[Entries with figure data]

--- START ---

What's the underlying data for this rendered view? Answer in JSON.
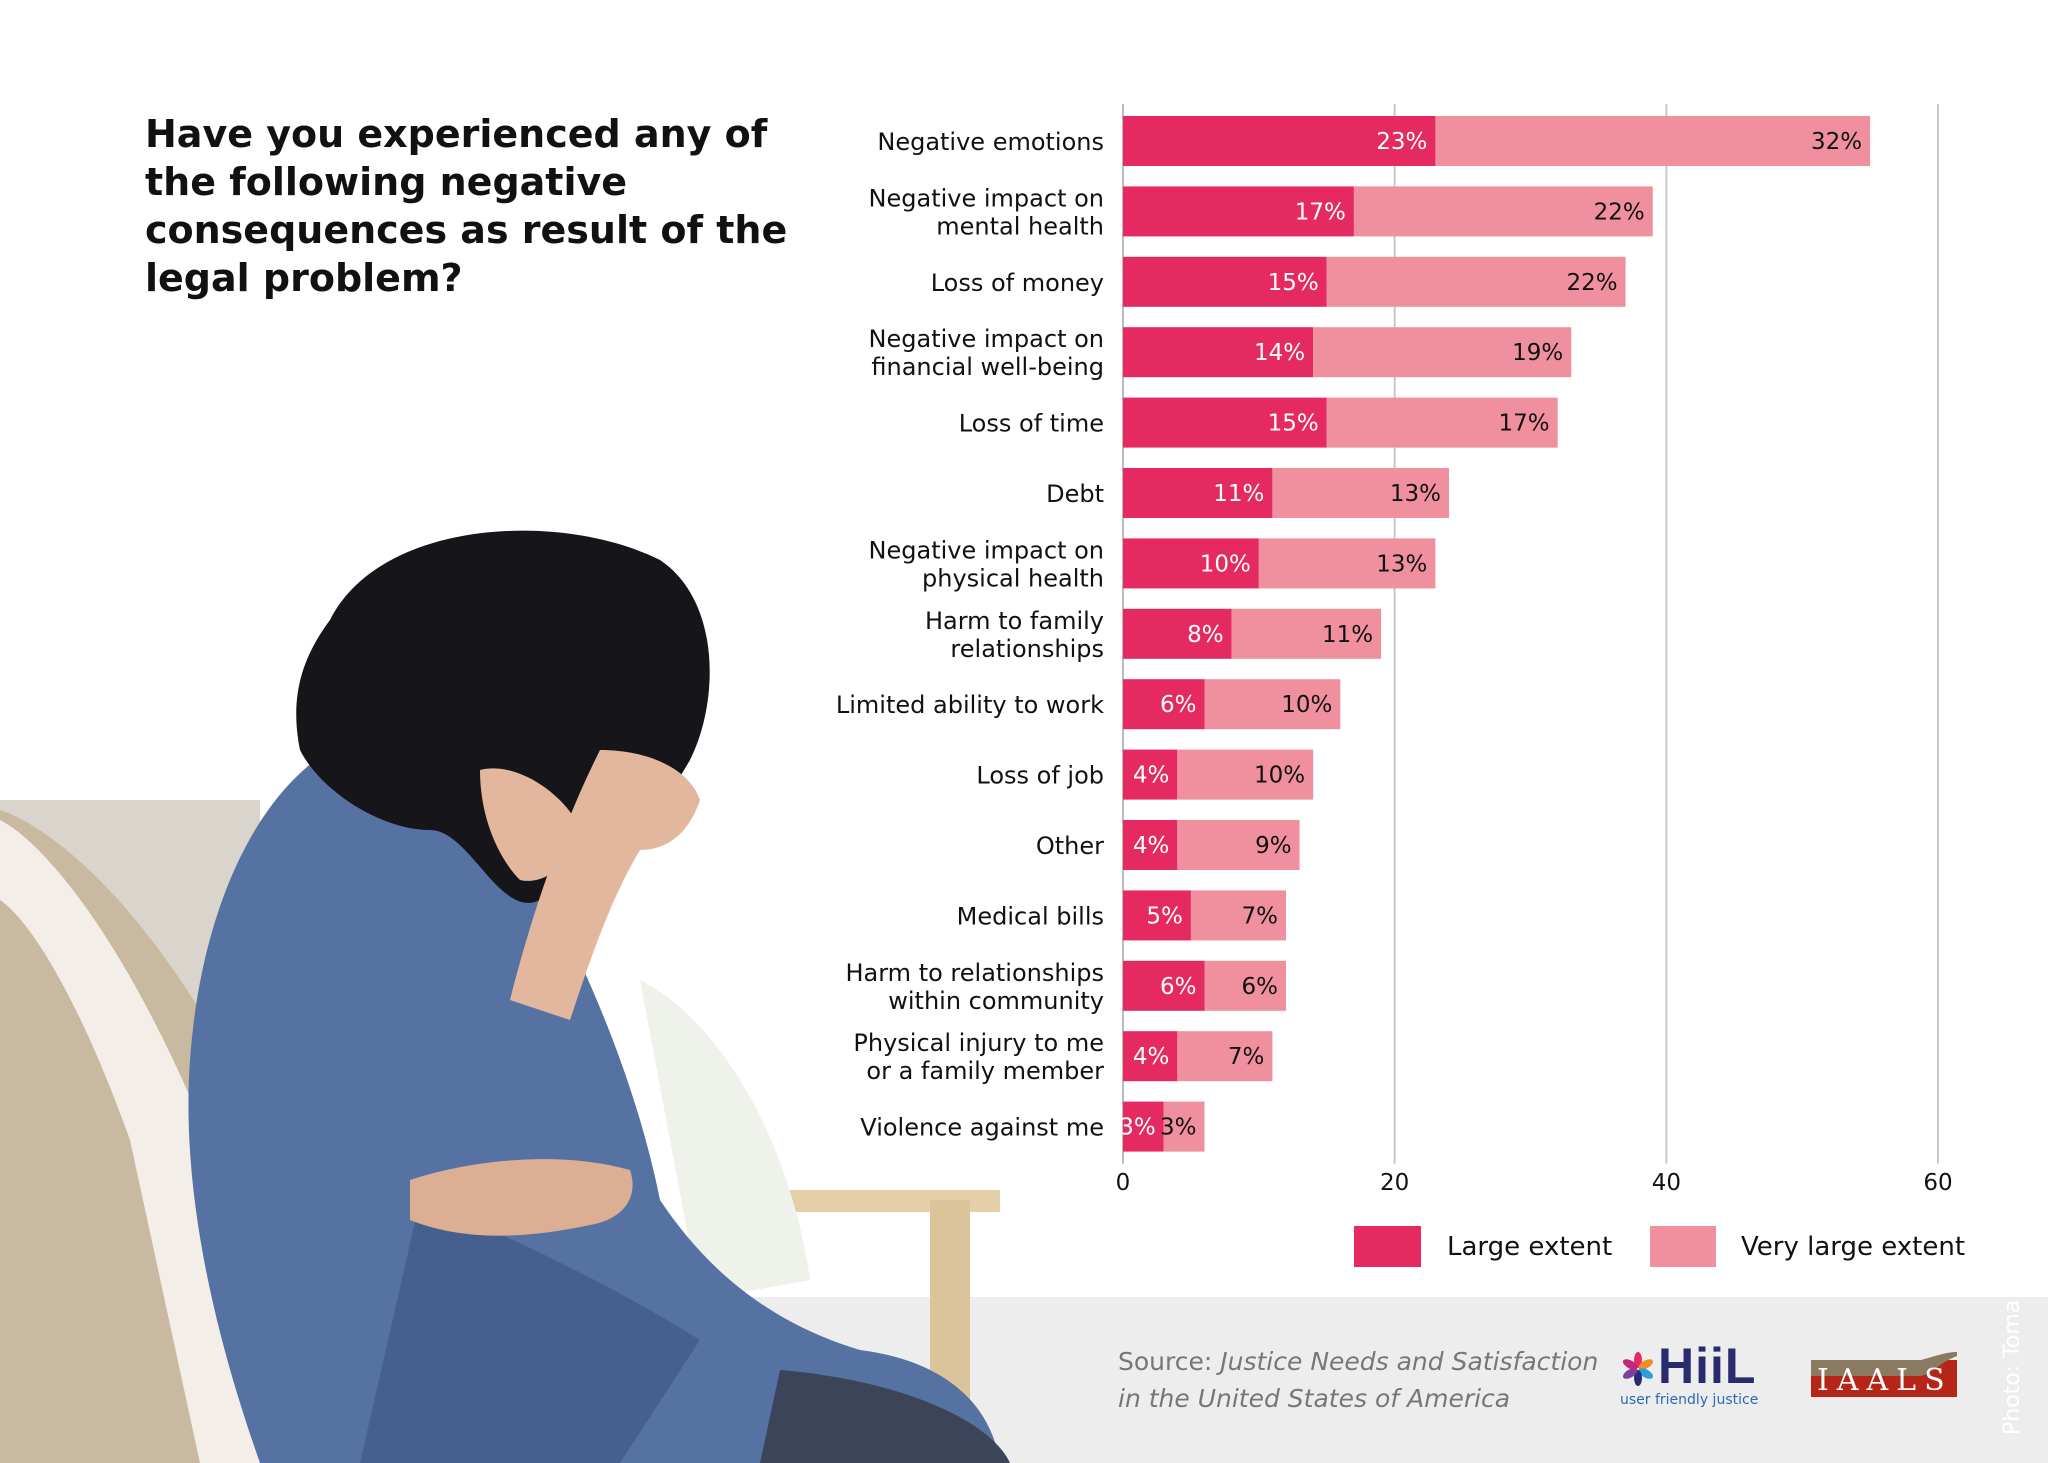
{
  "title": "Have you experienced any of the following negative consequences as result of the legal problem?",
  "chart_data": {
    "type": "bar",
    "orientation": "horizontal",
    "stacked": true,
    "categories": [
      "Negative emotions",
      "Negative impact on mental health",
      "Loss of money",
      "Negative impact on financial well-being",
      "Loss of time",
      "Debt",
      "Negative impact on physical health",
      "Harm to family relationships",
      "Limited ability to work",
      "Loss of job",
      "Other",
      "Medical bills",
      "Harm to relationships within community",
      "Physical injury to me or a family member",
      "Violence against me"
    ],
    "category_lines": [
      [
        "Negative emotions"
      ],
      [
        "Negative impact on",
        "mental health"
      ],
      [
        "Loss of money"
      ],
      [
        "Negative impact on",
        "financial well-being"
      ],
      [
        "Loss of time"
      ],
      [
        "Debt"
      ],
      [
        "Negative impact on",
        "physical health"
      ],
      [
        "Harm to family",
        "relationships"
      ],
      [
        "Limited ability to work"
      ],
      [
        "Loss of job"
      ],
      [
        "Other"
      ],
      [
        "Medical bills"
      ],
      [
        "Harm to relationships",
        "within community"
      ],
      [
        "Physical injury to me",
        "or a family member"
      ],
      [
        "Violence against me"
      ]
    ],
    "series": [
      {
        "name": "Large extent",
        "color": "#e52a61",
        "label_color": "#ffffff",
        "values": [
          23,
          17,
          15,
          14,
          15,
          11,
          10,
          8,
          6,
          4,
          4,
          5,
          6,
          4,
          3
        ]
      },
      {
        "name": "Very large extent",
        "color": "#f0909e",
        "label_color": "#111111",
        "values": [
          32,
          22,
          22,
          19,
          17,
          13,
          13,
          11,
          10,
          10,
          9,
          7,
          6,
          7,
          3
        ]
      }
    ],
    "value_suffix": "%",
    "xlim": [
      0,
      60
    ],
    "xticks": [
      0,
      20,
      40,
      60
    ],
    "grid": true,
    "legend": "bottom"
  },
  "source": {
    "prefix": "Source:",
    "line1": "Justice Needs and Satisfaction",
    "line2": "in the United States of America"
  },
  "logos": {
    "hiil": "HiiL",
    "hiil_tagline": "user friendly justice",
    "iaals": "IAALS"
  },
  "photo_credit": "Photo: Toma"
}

--- END ---

# Your goal
Pick out all lines containing the string "financial".

# Response
      "Negative impact on financial well-being",
        "financial well-being"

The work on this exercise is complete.